**Dataset rows:**

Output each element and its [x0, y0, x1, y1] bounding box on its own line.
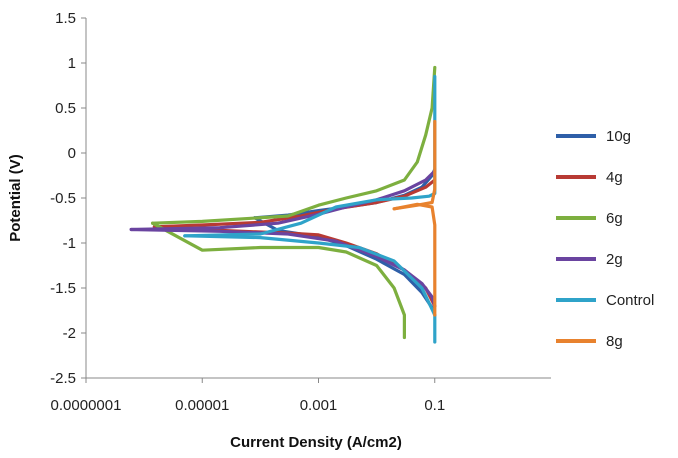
legend-label: 2g — [606, 251, 623, 268]
x-tick-label: 0.1 — [424, 397, 445, 414]
series-8g-cathodic-line — [392, 202, 437, 317]
legend-label: 10g — [606, 128, 631, 145]
legend-item-4g: 4g — [556, 169, 623, 186]
x-ticks: 0.0000001 0.00001 0.001 0.1 — [51, 378, 445, 414]
legend-item-8g: 8g — [556, 333, 623, 350]
legend: 10g 4g 6g 2g Control 8g — [556, 128, 654, 350]
y-axis-title: Potential (V) — [7, 154, 24, 242]
y-tick-label: 1.5 — [55, 10, 76, 27]
y-tick-label: -1.5 — [50, 280, 76, 297]
y-tick-label: 0.5 — [55, 100, 76, 117]
x-axis-title: Current Density (A/cm2) — [230, 434, 402, 451]
x-tick-label: 0.001 — [300, 397, 338, 414]
legend-label: 8g — [606, 333, 623, 350]
series-control-cathodic-line — [183, 234, 437, 344]
y-ticks: 1.5 1 0.5 0 -0.5 -1 -1.5 -2 -2.5 — [50, 10, 86, 387]
legend-label: 4g — [606, 169, 623, 186]
legend-item-control: Control — [556, 292, 654, 309]
y-tick-label: -1 — [63, 235, 76, 252]
legend-item-2g: 2g — [556, 251, 623, 268]
legend-item-10g: 10g — [556, 128, 631, 145]
series-2g-anodic-line — [129, 169, 437, 232]
x-tick-label: 0.0000001 — [51, 397, 122, 414]
legend-item-6g: 6g — [556, 210, 623, 227]
y-tick-label: -2.5 — [50, 370, 76, 387]
x-tick-label: 0.00001 — [175, 397, 229, 414]
y-tick-label: 1 — [68, 55, 76, 72]
legend-label: Control — [606, 292, 654, 309]
series-6g-cathodic-line — [151, 221, 406, 340]
y-tick-label: 0 — [68, 145, 76, 162]
series-layer — [129, 65, 437, 344]
series-6g-anodic-line — [151, 65, 437, 225]
legend-label: 6g — [606, 210, 623, 227]
y-tick-label: -2 — [63, 325, 76, 342]
y-tick-label: -0.5 — [50, 190, 76, 207]
series-2g-cathodic-line — [129, 227, 437, 308]
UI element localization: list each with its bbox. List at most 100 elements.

**Instructions to follow:** Rename "legend-label" to "legend-text" in the rows from the line with "legend-label: 2g — [606, 251, 623, 268]" to the line with "legend-item-8g: 8g — [556, 333, 623, 350]", leaving everything else as it is, and give back only those lines.

**Task output:**
legend-text: 2g — [606, 251, 623, 268]
x-tick-label: 0.1 — [424, 397, 445, 414]
series-8g-cathodic-line — [392, 202, 437, 317]
legend-text: 10g — [606, 128, 631, 145]
legend-item-4g: 4g — [556, 169, 623, 186]
x-ticks: 0.0000001 0.00001 0.001 0.1 — [51, 378, 445, 414]
legend-item-8g: 8g — [556, 333, 623, 350]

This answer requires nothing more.